▶ _Input_:
==================================================

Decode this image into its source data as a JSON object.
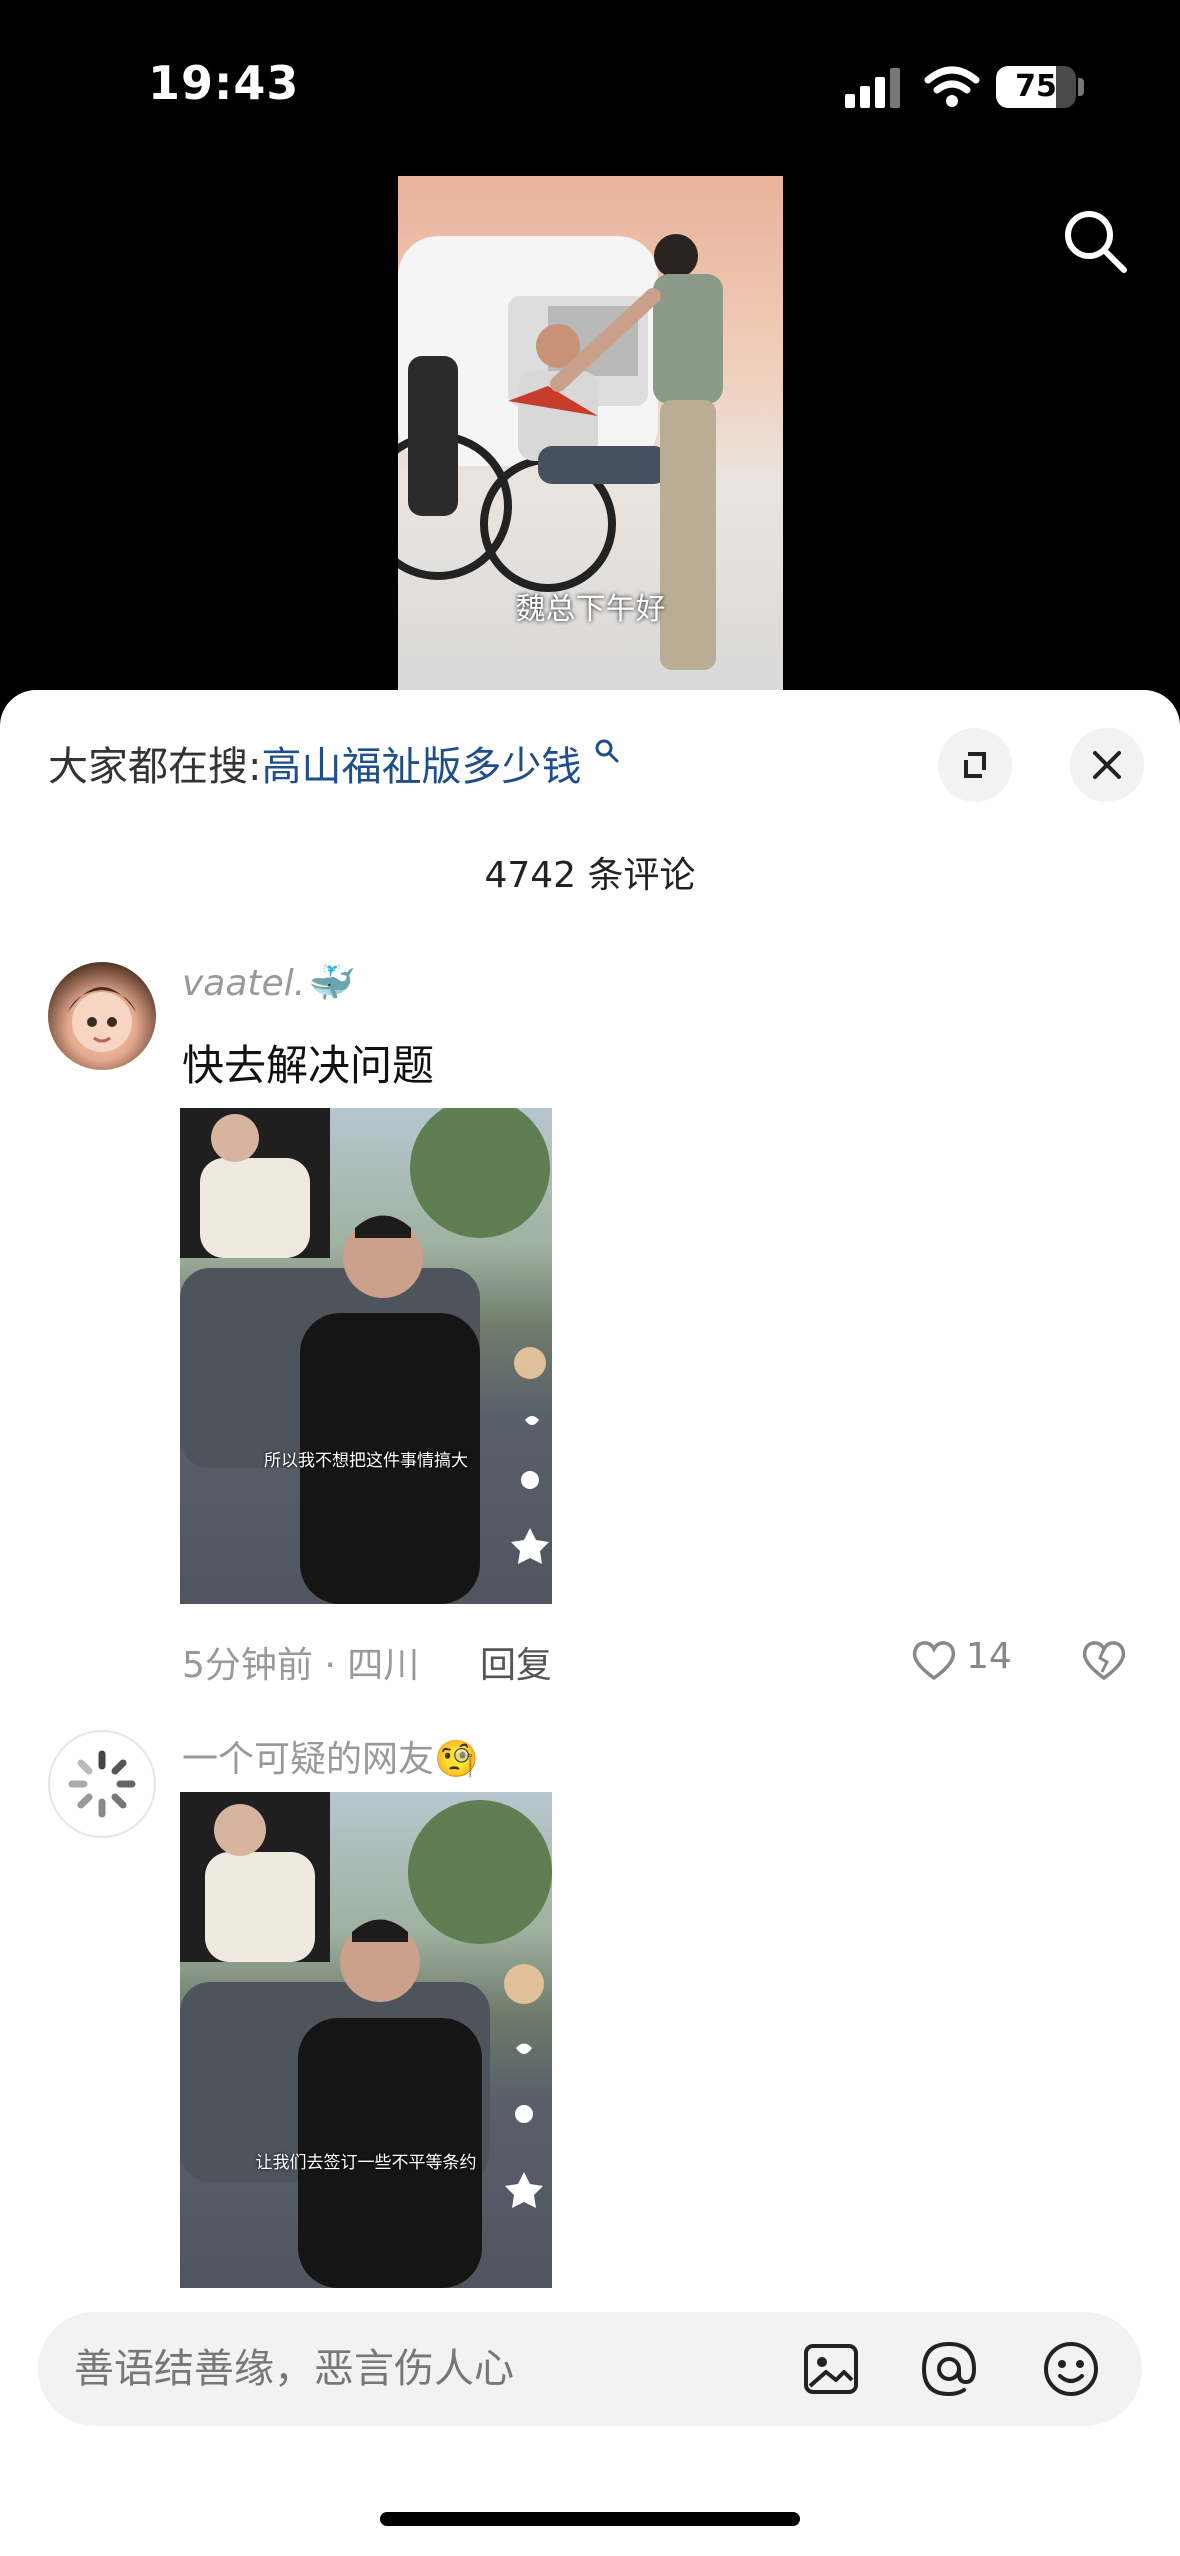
{
  "status_bar": {
    "time": "19:43",
    "battery": "75",
    "battery_level": 0.75
  },
  "video": {
    "subtitle": "魏总下午好"
  },
  "sheet": {
    "trending_prefix": "大家都在搜:",
    "trending_query": "高山福祉版多少钱",
    "comment_count": "4742 条评论"
  },
  "comments": [
    {
      "username": "vaatel.",
      "username_emoji": "🐳",
      "text": "快去解决问题",
      "thumb_subtitle": "所以我不想把这件事情搞大",
      "meta": "5分钟前 · 四川",
      "reply_label": "回复",
      "like_count": "14"
    },
    {
      "username": "一个可疑的网友",
      "username_emoji": "🧐",
      "thumb_subtitle": "让我们去签订一些不平等条约"
    }
  ],
  "input": {
    "placeholder": "善语结善缘，恶言伤人心"
  },
  "icons": {
    "search": "search-icon",
    "expand": "expand-icon",
    "close": "close-icon",
    "like": "heart-icon",
    "dislike": "broken-heart-icon",
    "image": "image-icon",
    "at": "at-icon",
    "emoji": "emoji-icon"
  },
  "colors": {
    "accent_link": "#1f4e8c",
    "sheet_bg": "#ffffff",
    "backdrop": "#000000"
  }
}
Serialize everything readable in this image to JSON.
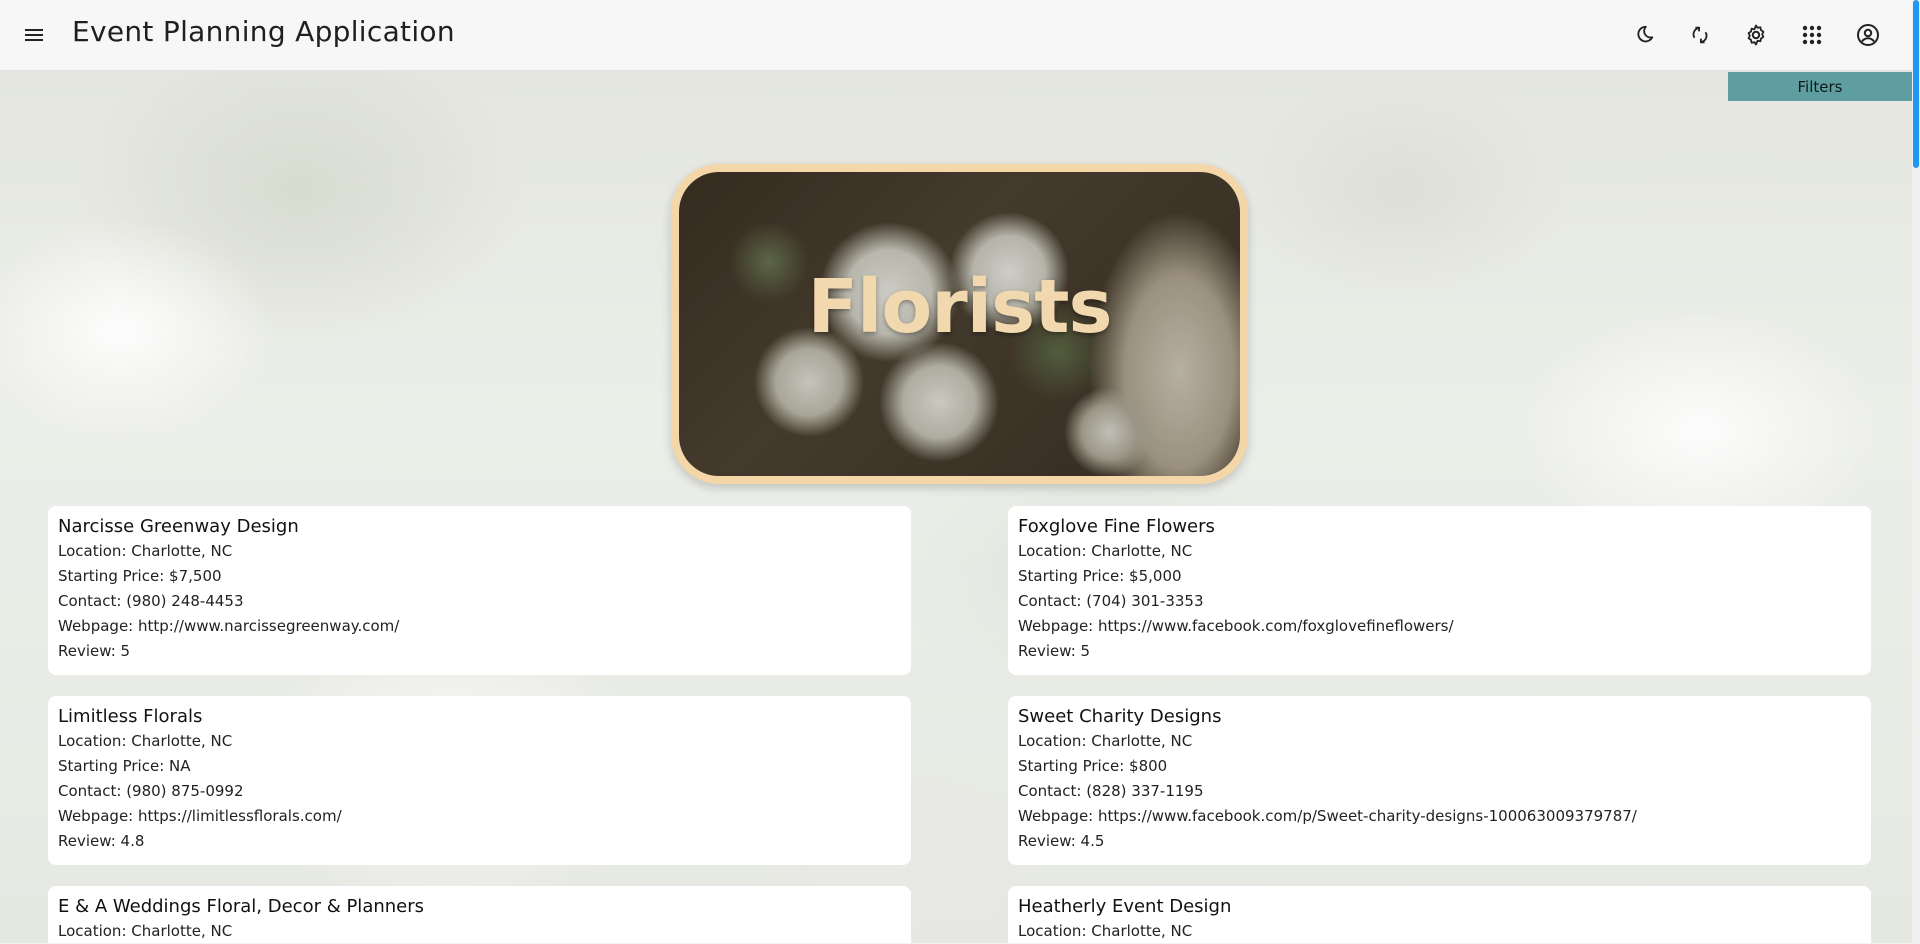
{
  "header": {
    "title": "Event Planning Application",
    "icons": [
      "menu-icon",
      "moon-icon",
      "sync-icon",
      "gear-icon",
      "apps-grid-icon",
      "account-icon"
    ]
  },
  "filters_label": "Filters",
  "hero": {
    "title": "Florists"
  },
  "labels": {
    "location": "Location:",
    "price": "Starting Price:",
    "contact": "Contact:",
    "webpage": "Webpage:",
    "review": "Review:"
  },
  "vendors": [
    {
      "name": "Narcisse Greenway Design",
      "location": "Charlotte, NC",
      "price": "$7,500",
      "contact": "(980) 248-4453",
      "webpage": "http://www.narcissegreenway.com/",
      "review": "5"
    },
    {
      "name": "Foxglove Fine Flowers",
      "location": "Charlotte, NC",
      "price": "$5,000",
      "contact": "(704) 301-3353",
      "webpage": "https://www.facebook.com/foxglovefineflowers/",
      "review": "5"
    },
    {
      "name": "Limitless Florals",
      "location": "Charlotte, NC",
      "price": "NA",
      "contact": "(980) 875-0992",
      "webpage": "https://limitlessflorals.com/",
      "review": "4.8"
    },
    {
      "name": "Sweet Charity Designs",
      "location": "Charlotte, NC",
      "price": "$800",
      "contact": "(828) 337-1195",
      "webpage": "https://www.facebook.com/p/Sweet-charity-designs-100063009379787/",
      "review": "4.5"
    },
    {
      "name": "E & A Weddings Floral, Decor & Planners",
      "location": "Charlotte, NC"
    },
    {
      "name": "Heatherly Event Design",
      "location": "Charlotte, NC"
    }
  ]
}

==================================================

▶ _Aim_:
Track down every line holding the string "webpage" and copy it.

▶ _Solution_:
    "webpage": "Webpage:",
      "webpage": "http://www.narcissegreenway.com/",
      "webpage": "https://www.facebook.com/foxglovefineflowers/",
      "webpage": "https://limitlessflorals.com/",
      "webpage": "https://www.facebook.com/p/Sweet-charity-designs-100063009379787/",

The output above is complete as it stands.